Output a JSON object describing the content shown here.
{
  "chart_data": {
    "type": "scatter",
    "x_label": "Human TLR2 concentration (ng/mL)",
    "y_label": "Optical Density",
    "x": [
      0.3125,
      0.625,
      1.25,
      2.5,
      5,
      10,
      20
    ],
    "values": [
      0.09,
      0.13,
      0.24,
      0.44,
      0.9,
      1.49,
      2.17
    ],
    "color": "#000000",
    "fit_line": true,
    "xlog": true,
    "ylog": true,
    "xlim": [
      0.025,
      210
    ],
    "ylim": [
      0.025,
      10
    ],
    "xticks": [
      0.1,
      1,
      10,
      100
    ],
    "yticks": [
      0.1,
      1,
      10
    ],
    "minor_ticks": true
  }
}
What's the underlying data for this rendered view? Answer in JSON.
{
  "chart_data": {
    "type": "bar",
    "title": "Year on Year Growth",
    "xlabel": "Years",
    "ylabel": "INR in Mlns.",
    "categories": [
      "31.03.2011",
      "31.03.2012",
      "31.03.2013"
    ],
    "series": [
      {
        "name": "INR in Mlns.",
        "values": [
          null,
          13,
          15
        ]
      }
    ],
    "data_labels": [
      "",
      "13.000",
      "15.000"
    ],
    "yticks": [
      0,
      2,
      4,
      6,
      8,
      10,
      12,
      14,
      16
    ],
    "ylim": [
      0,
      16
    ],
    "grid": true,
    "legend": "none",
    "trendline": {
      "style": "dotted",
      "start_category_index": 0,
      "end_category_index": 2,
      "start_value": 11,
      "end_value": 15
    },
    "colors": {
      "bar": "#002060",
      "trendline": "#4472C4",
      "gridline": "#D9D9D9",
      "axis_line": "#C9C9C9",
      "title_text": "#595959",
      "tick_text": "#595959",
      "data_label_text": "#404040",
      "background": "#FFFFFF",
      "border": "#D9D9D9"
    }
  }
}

◇ ◇ ◇ ◇

Exercise:
Give back the data above exactly as it appears.

Result for this exercise:
Output a JSON object describing the content shown here.
{
  "chart_data": {
    "type": "scatter",
    "x_label": "Human TLR2 concentration (ng/mL)",
    "y_label": "Optical Density",
    "x": [
      0.3125,
      0.625,
      1.25,
      2.5,
      5,
      10,
      20
    ],
    "values": [
      0.09,
      0.13,
      0.24,
      0.44,
      0.9,
      1.49,
      2.17
    ],
    "color": "#000000",
    "fit_line": true,
    "xlog": true,
    "ylog": true,
    "xlim": [
      0.025,
      210
    ],
    "ylim": [
      0.025,
      10
    ],
    "xticks": [
      0.1,
      1,
      10,
      100
    ],
    "yticks": [
      0.1,
      1,
      10
    ],
    "minor_ticks": true
  }
}
What's the underlying data for this rendered view? Answer in JSON.
{
  "chart_data": {
    "type": "bar",
    "title": "Year on Year Growth",
    "xlabel": "Years",
    "ylabel": "INR in Mlns.",
    "categories": [
      "31.03.2011",
      "31.03.2012",
      "31.03.2013"
    ],
    "series": [
      {
        "name": "INR in Mlns.",
        "values": [
          null,
          13,
          15
        ]
      }
    ],
    "data_labels": [
      "",
      "13.000",
      "15.000"
    ],
    "yticks": [
      0,
      2,
      4,
      6,
      8,
      10,
      12,
      14,
      16
    ],
    "ylim": [
      0,
      16
    ],
    "grid": true,
    "legend": "none",
    "trendline": {
      "style": "dotted",
      "start_category_index": 0,
      "end_category_index": 2,
      "start_value": 11,
      "end_value": 15
    },
    "colors": {
      "bar": "#002060",
      "trendline": "#4472C4",
      "gridline": "#D9D9D9",
      "axis_line": "#C9C9C9",
      "title_text": "#595959",
      "tick_text": "#595959",
      "data_label_text": "#404040",
      "background": "#FFFFFF",
      "border": "#D9D9D9"
    }
  }
}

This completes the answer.